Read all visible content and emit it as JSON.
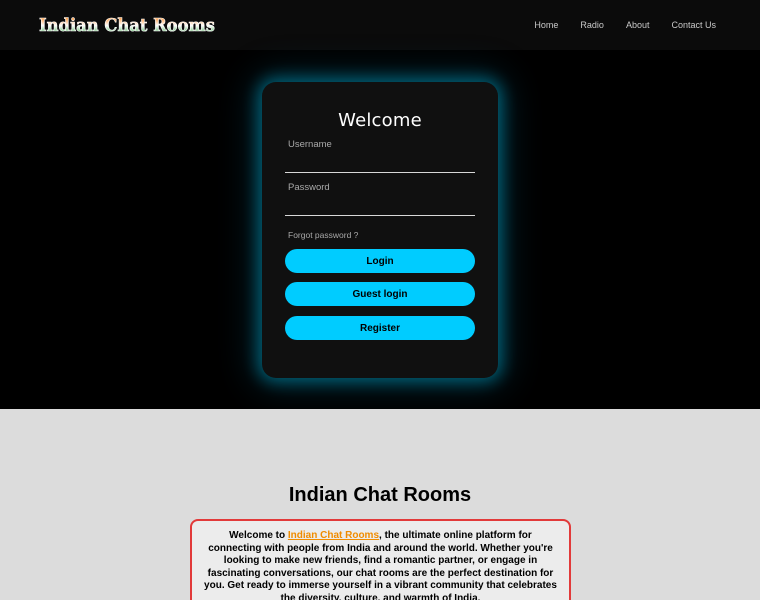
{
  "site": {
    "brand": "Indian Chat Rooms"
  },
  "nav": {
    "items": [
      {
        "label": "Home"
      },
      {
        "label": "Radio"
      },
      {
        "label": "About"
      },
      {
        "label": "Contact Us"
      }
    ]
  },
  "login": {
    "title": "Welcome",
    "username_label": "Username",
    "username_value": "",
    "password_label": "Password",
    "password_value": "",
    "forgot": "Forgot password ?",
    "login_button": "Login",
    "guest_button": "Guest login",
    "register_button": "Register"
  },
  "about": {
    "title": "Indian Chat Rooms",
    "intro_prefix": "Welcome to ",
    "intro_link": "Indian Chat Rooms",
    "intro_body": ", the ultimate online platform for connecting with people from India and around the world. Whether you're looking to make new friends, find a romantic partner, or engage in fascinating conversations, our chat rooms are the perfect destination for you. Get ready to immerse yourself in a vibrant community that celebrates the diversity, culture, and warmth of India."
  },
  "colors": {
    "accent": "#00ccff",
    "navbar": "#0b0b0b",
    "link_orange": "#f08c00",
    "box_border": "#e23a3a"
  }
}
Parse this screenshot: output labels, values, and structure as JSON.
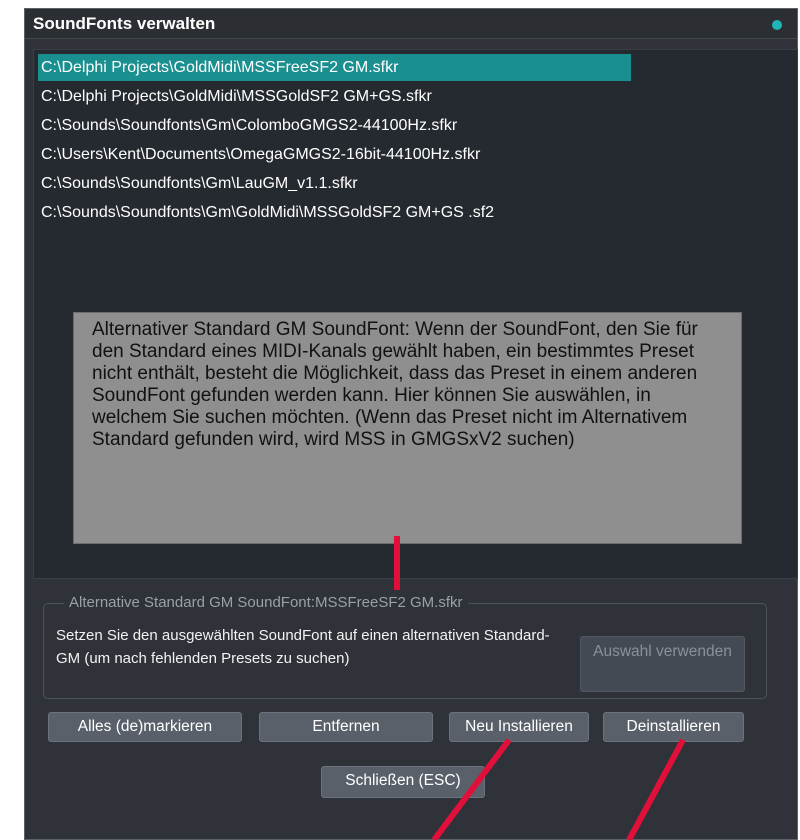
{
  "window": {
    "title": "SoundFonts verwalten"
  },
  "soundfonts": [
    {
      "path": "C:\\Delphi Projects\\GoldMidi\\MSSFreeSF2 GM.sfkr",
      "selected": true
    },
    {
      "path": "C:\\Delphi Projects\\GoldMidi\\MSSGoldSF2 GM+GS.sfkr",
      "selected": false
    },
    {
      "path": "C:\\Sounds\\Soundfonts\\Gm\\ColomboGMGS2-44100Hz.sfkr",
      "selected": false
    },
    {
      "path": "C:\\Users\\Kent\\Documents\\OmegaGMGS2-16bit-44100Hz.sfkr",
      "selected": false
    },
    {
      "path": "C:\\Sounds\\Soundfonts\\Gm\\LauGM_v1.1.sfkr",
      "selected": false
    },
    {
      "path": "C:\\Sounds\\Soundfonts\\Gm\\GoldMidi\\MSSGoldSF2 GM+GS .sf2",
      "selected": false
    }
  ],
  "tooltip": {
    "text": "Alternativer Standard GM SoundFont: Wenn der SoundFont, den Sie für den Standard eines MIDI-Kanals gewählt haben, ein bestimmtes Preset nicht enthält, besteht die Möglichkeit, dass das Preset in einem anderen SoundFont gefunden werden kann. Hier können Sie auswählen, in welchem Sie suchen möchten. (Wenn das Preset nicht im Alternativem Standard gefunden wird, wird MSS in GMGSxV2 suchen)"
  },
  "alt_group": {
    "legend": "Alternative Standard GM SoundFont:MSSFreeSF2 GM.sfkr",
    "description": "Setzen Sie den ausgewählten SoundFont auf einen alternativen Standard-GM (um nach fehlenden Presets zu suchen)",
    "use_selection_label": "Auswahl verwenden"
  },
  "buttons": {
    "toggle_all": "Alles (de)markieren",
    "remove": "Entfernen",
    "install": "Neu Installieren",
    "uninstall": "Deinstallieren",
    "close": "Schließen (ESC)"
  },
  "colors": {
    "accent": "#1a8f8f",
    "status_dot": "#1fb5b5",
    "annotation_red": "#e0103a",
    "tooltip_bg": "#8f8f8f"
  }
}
- - - - -
What is asked. Among the lines of the data above, count those holding "title" and state only the number.

Exercise result. 3